* _OBJECTIVE_
Write the material out again exactly.

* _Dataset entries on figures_
----------------------------------------
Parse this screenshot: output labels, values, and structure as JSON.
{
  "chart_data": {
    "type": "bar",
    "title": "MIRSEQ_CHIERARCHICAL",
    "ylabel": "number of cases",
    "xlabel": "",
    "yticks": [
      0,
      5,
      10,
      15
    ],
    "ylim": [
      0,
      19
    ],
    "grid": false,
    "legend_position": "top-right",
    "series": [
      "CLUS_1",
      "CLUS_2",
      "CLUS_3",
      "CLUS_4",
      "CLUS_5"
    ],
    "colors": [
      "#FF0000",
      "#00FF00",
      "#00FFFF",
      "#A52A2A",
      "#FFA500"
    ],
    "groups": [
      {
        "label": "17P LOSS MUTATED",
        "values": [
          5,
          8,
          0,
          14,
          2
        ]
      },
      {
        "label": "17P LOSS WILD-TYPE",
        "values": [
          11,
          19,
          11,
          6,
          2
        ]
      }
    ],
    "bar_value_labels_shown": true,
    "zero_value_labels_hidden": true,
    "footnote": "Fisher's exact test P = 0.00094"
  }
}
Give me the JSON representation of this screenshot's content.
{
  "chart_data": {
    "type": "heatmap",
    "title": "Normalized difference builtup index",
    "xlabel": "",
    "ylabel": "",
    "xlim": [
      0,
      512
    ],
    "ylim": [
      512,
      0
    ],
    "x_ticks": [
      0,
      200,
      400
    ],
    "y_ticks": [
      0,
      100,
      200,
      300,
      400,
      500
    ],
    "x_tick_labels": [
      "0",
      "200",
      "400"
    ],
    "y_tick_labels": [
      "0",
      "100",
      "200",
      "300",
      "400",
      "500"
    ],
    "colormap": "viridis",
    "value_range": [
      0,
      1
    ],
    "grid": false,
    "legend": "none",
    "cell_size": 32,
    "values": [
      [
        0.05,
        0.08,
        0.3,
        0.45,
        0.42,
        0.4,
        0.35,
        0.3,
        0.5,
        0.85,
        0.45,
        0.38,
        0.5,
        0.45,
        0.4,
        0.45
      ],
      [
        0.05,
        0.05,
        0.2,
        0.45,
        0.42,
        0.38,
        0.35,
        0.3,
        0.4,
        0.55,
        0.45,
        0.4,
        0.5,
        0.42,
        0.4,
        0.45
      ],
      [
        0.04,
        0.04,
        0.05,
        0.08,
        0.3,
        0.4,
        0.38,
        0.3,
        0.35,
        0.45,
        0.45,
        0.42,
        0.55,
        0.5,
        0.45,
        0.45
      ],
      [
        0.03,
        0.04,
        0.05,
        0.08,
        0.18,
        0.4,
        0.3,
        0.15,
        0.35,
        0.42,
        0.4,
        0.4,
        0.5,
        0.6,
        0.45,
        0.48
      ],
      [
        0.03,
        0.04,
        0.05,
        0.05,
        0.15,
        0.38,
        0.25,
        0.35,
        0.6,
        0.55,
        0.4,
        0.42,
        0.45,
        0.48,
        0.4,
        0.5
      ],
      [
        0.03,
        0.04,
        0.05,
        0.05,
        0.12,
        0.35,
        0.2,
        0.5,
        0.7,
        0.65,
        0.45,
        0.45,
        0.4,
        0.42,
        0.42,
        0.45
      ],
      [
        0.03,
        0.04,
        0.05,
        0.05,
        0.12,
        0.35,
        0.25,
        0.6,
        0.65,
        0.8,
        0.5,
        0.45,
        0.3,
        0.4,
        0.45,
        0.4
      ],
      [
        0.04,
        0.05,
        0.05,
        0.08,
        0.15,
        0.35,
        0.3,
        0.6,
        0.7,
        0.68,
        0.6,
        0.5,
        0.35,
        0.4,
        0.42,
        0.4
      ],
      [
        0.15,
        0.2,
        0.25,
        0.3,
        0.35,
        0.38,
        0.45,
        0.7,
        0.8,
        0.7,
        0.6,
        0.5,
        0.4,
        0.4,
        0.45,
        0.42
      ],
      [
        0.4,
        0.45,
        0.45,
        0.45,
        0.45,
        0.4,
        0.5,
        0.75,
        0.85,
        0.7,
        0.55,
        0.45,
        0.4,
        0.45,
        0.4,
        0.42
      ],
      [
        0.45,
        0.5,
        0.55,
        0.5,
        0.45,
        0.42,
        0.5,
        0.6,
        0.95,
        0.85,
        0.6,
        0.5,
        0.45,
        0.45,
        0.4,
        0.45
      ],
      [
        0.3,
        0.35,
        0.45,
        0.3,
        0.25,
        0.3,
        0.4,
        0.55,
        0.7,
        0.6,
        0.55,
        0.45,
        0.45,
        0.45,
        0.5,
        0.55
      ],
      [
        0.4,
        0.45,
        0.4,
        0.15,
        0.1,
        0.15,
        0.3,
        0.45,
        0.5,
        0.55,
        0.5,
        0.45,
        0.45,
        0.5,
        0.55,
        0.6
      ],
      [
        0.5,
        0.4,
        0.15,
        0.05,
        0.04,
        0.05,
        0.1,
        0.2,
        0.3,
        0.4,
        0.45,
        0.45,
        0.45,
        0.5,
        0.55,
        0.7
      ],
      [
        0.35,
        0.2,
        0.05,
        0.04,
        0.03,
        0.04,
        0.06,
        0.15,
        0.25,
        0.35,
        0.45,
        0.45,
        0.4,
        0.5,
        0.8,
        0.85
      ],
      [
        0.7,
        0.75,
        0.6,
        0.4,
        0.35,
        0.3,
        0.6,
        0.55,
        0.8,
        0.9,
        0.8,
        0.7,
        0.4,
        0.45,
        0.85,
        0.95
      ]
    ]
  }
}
----------------------------------------
* _SOLVED EXERCISE_
Parse this screenshot: output labels, values, and structure as JSON.
{
  "chart_data": {
    "type": "bar",
    "title": "MIRSEQ_CHIERARCHICAL",
    "ylabel": "number of cases",
    "xlabel": "",
    "yticks": [
      0,
      5,
      10,
      15
    ],
    "ylim": [
      0,
      19
    ],
    "grid": false,
    "legend_position": "top-right",
    "series": [
      "CLUS_1",
      "CLUS_2",
      "CLUS_3",
      "CLUS_4",
      "CLUS_5"
    ],
    "colors": [
      "#FF0000",
      "#00FF00",
      "#00FFFF",
      "#A52A2A",
      "#FFA500"
    ],
    "groups": [
      {
        "label": "17P LOSS MUTATED",
        "values": [
          5,
          8,
          0,
          14,
          2
        ]
      },
      {
        "label": "17P LOSS WILD-TYPE",
        "values": [
          11,
          19,
          11,
          6,
          2
        ]
      }
    ],
    "bar_value_labels_shown": true,
    "zero_value_labels_hidden": true,
    "footnote": "Fisher's exact test P = 0.00094"
  }
}
Give me the JSON representation of this screenshot's content.
{
  "chart_data": {
    "type": "heatmap",
    "title": "Normalized difference builtup index",
    "xlabel": "",
    "ylabel": "",
    "xlim": [
      0,
      512
    ],
    "ylim": [
      512,
      0
    ],
    "x_ticks": [
      0,
      200,
      400
    ],
    "y_ticks": [
      0,
      100,
      200,
      300,
      400,
      500
    ],
    "x_tick_labels": [
      "0",
      "200",
      "400"
    ],
    "y_tick_labels": [
      "0",
      "100",
      "200",
      "300",
      "400",
      "500"
    ],
    "colormap": "viridis",
    "value_range": [
      0,
      1
    ],
    "grid": false,
    "legend": "none",
    "cell_size": 32,
    "values": [
      [
        0.05,
        0.08,
        0.3,
        0.45,
        0.42,
        0.4,
        0.35,
        0.3,
        0.5,
        0.85,
        0.45,
        0.38,
        0.5,
        0.45,
        0.4,
        0.45
      ],
      [
        0.05,
        0.05,
        0.2,
        0.45,
        0.42,
        0.38,
        0.35,
        0.3,
        0.4,
        0.55,
        0.45,
        0.4,
        0.5,
        0.42,
        0.4,
        0.45
      ],
      [
        0.04,
        0.04,
        0.05,
        0.08,
        0.3,
        0.4,
        0.38,
        0.3,
        0.35,
        0.45,
        0.45,
        0.42,
        0.55,
        0.5,
        0.45,
        0.45
      ],
      [
        0.03,
        0.04,
        0.05,
        0.08,
        0.18,
        0.4,
        0.3,
        0.15,
        0.35,
        0.42,
        0.4,
        0.4,
        0.5,
        0.6,
        0.45,
        0.48
      ],
      [
        0.03,
        0.04,
        0.05,
        0.05,
        0.15,
        0.38,
        0.25,
        0.35,
        0.6,
        0.55,
        0.4,
        0.42,
        0.45,
        0.48,
        0.4,
        0.5
      ],
      [
        0.03,
        0.04,
        0.05,
        0.05,
        0.12,
        0.35,
        0.2,
        0.5,
        0.7,
        0.65,
        0.45,
        0.45,
        0.4,
        0.42,
        0.42,
        0.45
      ],
      [
        0.03,
        0.04,
        0.05,
        0.05,
        0.12,
        0.35,
        0.25,
        0.6,
        0.65,
        0.8,
        0.5,
        0.45,
        0.3,
        0.4,
        0.45,
        0.4
      ],
      [
        0.04,
        0.05,
        0.05,
        0.08,
        0.15,
        0.35,
        0.3,
        0.6,
        0.7,
        0.68,
        0.6,
        0.5,
        0.35,
        0.4,
        0.42,
        0.4
      ],
      [
        0.15,
        0.2,
        0.25,
        0.3,
        0.35,
        0.38,
        0.45,
        0.7,
        0.8,
        0.7,
        0.6,
        0.5,
        0.4,
        0.4,
        0.45,
        0.42
      ],
      [
        0.4,
        0.45,
        0.45,
        0.45,
        0.45,
        0.4,
        0.5,
        0.75,
        0.85,
        0.7,
        0.55,
        0.45,
        0.4,
        0.45,
        0.4,
        0.42
      ],
      [
        0.45,
        0.5,
        0.55,
        0.5,
        0.45,
        0.42,
        0.5,
        0.6,
        0.95,
        0.85,
        0.6,
        0.5,
        0.45,
        0.45,
        0.4,
        0.45
      ],
      [
        0.3,
        0.35,
        0.45,
        0.3,
        0.25,
        0.3,
        0.4,
        0.55,
        0.7,
        0.6,
        0.55,
        0.45,
        0.45,
        0.45,
        0.5,
        0.55
      ],
      [
        0.4,
        0.45,
        0.4,
        0.15,
        0.1,
        0.15,
        0.3,
        0.45,
        0.5,
        0.55,
        0.5,
        0.45,
        0.45,
        0.5,
        0.55,
        0.6
      ],
      [
        0.5,
        0.4,
        0.15,
        0.05,
        0.04,
        0.05,
        0.1,
        0.2,
        0.3,
        0.4,
        0.45,
        0.45,
        0.45,
        0.5,
        0.55,
        0.7
      ],
      [
        0.35,
        0.2,
        0.05,
        0.04,
        0.03,
        0.04,
        0.06,
        0.15,
        0.25,
        0.35,
        0.45,
        0.45,
        0.4,
        0.5,
        0.8,
        0.85
      ],
      [
        0.7,
        0.75,
        0.6,
        0.4,
        0.35,
        0.3,
        0.6,
        0.55,
        0.8,
        0.9,
        0.8,
        0.7,
        0.4,
        0.45,
        0.85,
        0.95
      ]
    ]
  }
}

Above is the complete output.